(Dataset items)

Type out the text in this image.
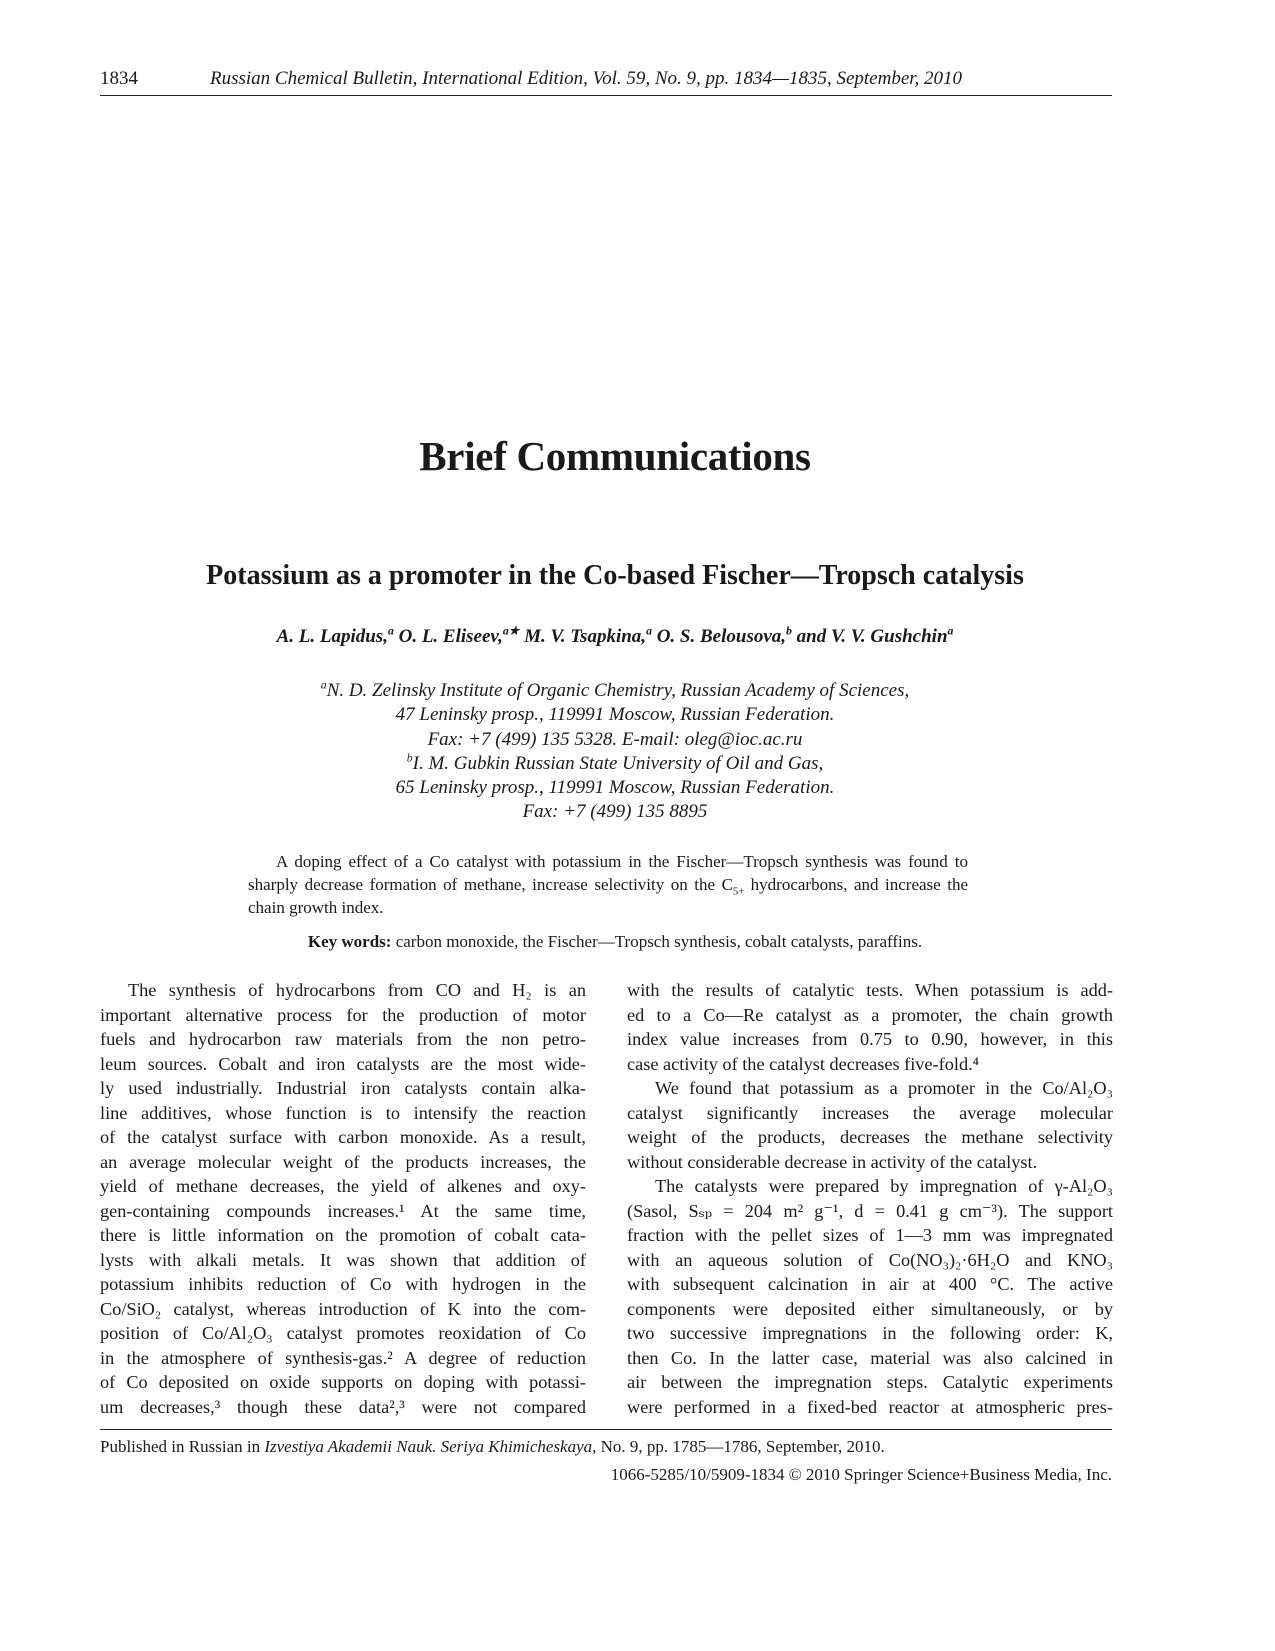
1834	Russian Chemical Bulletin, International Edition, Vol. 59, No. 9, pp. 1834—1835, September, 2010
Brief Communications
Potassium as a promoter in the Co-based Fischer—Tropsch catalysis
A. L. Lapidus,$^a$ O. L. Eliseev,$^{a★}$ M. V. Tsapkina,$^a$ O. S. Belousova,$^b$ and V. V. Gushchin$^a$
$^a$N. D. Zelinsky Institute of Organic Chemistry, Russian Academy of Sciences,
47 Leninsky prosp., 119991 Moscow, Russian Federation.
Fax: +7 (499) 135 5328. E-mail: oleg@ioc.ac.ru
$^b$I. M. Gubkin Russian State University of Oil and Gas,
65 Leninsky prosp., 119991 Moscow, Russian Federation.
Fax: +7 (499) 135 8895
A doping effect of a Co catalyst with potassium in the Fischer—Tropsch synthesis was found to sharply decrease formation of methane, increase selectivity on the $C_{5+}$ hydrocarbons, and increase the chain growth index.
Key words: carbon monoxide, the Fischer—Tropsch synthesis, cobalt catalysts, paraffins.
The synthesis of hydrocarbons from CO and H₂ is an
important alternative process for the production of motor
fuels and hydrocarbon raw materials from the non petro-
leum sources. Cobalt and iron catalysts are the most wide-
ly used industrially. Industrial iron catalysts contain alka-
line additives, whose function is to intensify the reaction
of the catalyst surface with carbon monoxide. As a result,
an average molecular weight of the products increases, the
yield of methane decreases, the yield of alkenes and oxy-
gen-containing compounds increases.¹ At the same time,
there is little information on the promotion of cobalt cata-
lysts with alkali metals. It was shown that addition of
potassium inhibits reduction of Co with hydrogen in the
Co/SiO₂ catalyst, whereas introduction of K into the com-
position of Co/Al₂O₃ catalyst promotes reoxidation of Co
in the atmosphere of synthesis-gas.² A degree of reduction
of Co deposited on oxide supports on doping with potassi-
um decreases,³ though these data²,³ were not compared
with the results of catalytic tests. When potassium is add-
ed to a Co—Re catalyst as a promoter, the chain growth
index value increases from 0.75 to 0.90, however, in this
case activity of the catalyst decreases five-fold.⁴
We found that potassium as a promoter in the Co/Al₂O₃
catalyst significantly increases the average molecular
weight of the products, decreases the methane selectivity
without considerable decrease in activity of the catalyst.
The catalysts were prepared by impregnation of γ-Al₂O₃
(Sasol, Sₛₚ = 204 m² g⁻¹, d = 0.41 g cm⁻³). The support
fraction with the pellet sizes of 1—3 mm was impregnated
with an aqueous solution of Co(NO₃)₂·6H₂O and KNO₃
with subsequent calcination in air at 400 °C. The active
components were deposited either simultaneously, or by
two successive impregnations in the following order: K,
then Co. In the latter case, material was also calcined in
air between the impregnation steps. Catalytic experiments
were performed in a fixed-bed reactor at atmospheric pres-
Published in Russian in Izvestiya Akademii Nauk. Seriya Khimicheskaya, No. 9, pp. 1785—1786, September, 2010.
1066-5285/10/5909-1834 © 2010 Springer Science+Business Media, Inc.
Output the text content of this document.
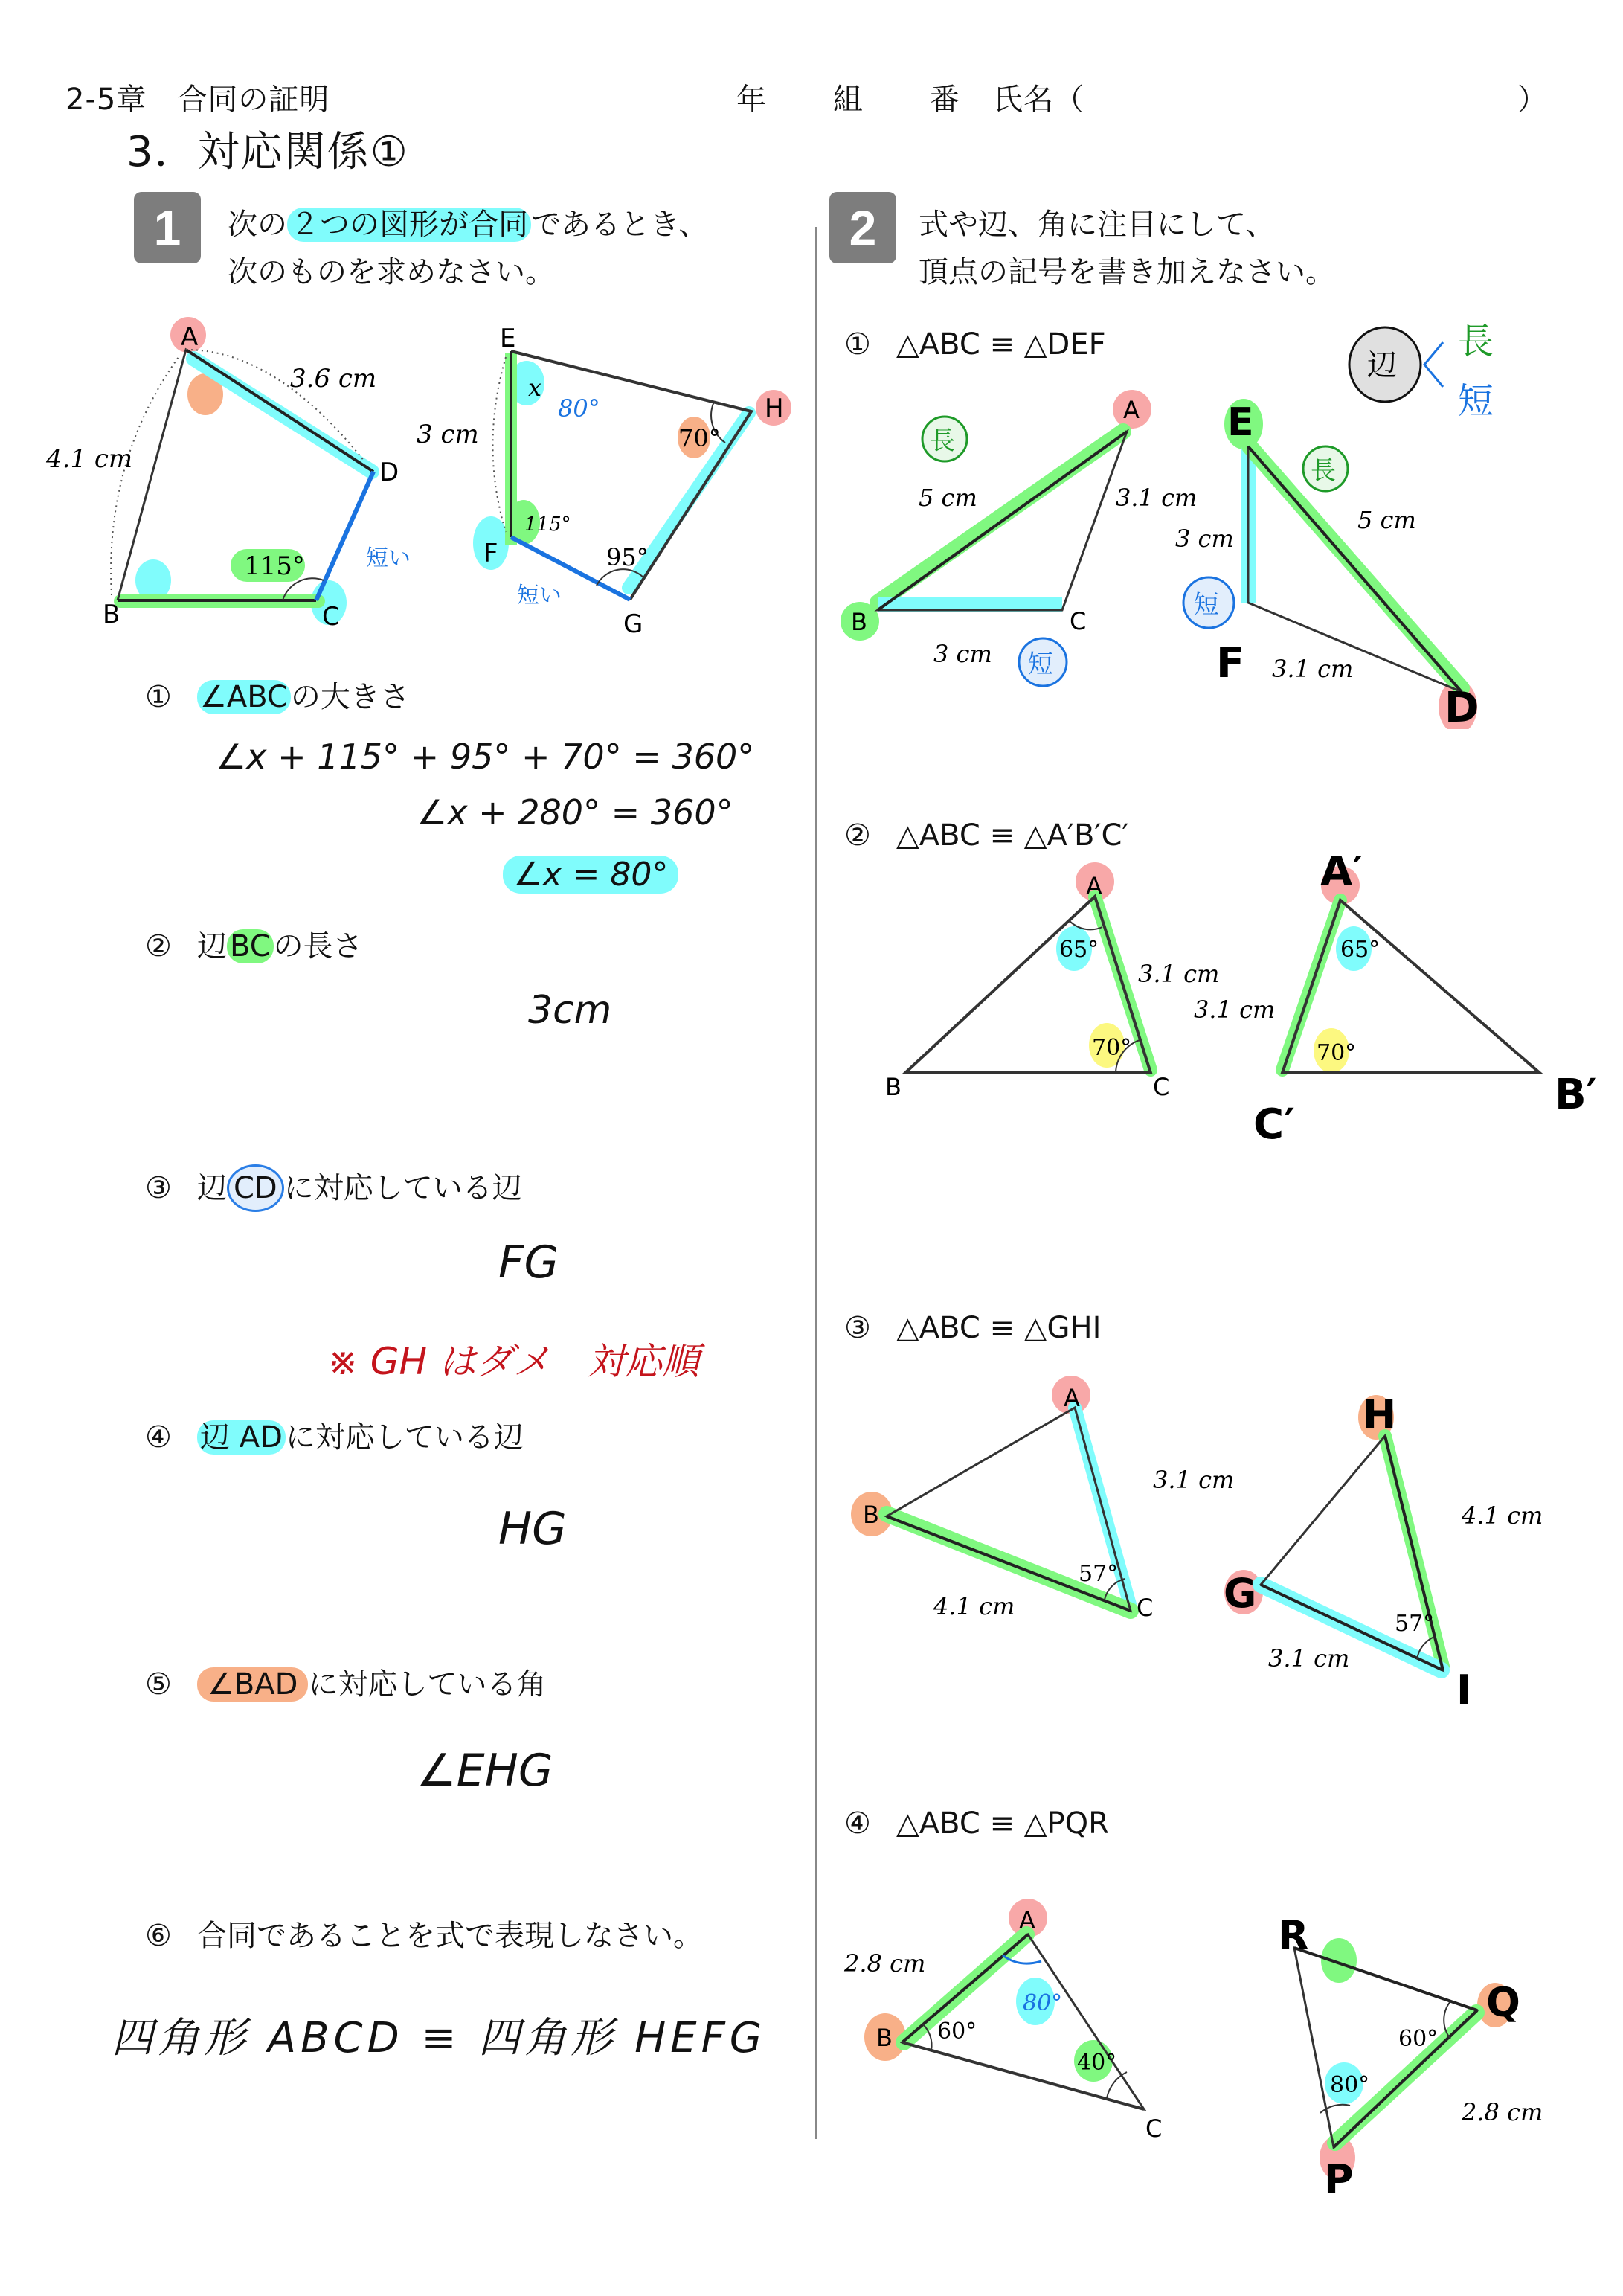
2-5章　合同の証明	年 組 番 氏名（	）
3．対応関係①
1	次の ２つの図形が合同 であるとき、
次のものを求めなさい。
A
B	C
D
3.6 cm
4.1 cm
115°	短い
E
F
G
H
3 cm
x
80°
115°
70°
95°
短い
① ∠ABC の大きさ
∠x + 115° + 95° + 70° = 360°
∠x + 280° = 360°
∠x = 80°
② 辺 BC の長さ
3cm
③ 辺 CD に対応している辺
FG
※ GH はダメ　対応順
④ 辺 AD に対応している辺
HG
⑤ ∠BAD に対応している角
∠EHG
⑥ 合同であることを式で表現しなさい。
四角形 ABCD ≡ 四角形 HEFG
2	式や辺、角に注目にして、
頂点の記号を書き加えなさい。
① △ABC ≡ △DEF
辺
長
短
長
短
A
B	C
5 cm	3.1 cm
3 cm
長
短
E
F
D
5 cm
3 cm
3.1 cm
② △ABC ≡ △A′B′C′
A
B	C
65°
70°
3.1 cm
A′
B′
C′
65°
70°
3.1 cm
③ △ABC ≡ △GHI
A
B
C
3.1 cm
4.1 cm
57°
H
G
I
4.1 cm
3.1 cm
57°
④ △ABC ≡ △PQR
A
B
C
2.8 cm
80°
60°
40°
R
Q
P
2.8 cm
80°
60°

Goal =>
Find every line that has "synthesis" in it, then return those lines.

Worked answer =>
A doping effect of a Co catalyst with potassium in the Fischer—Tropsch synthesis was found to sharply decrease formation of methane, increase selectivity on the $C_{5+}$ hydrocarbons, and increase the chain growth index.
Key words: carbon monoxide, the Fischer—Tropsch synthesis, cobalt catalysts, paraffins.
The synthesis of hydrocarbons from CO and H₂ is an
in the atmosphere of synthesis-gas.² A degree of reduction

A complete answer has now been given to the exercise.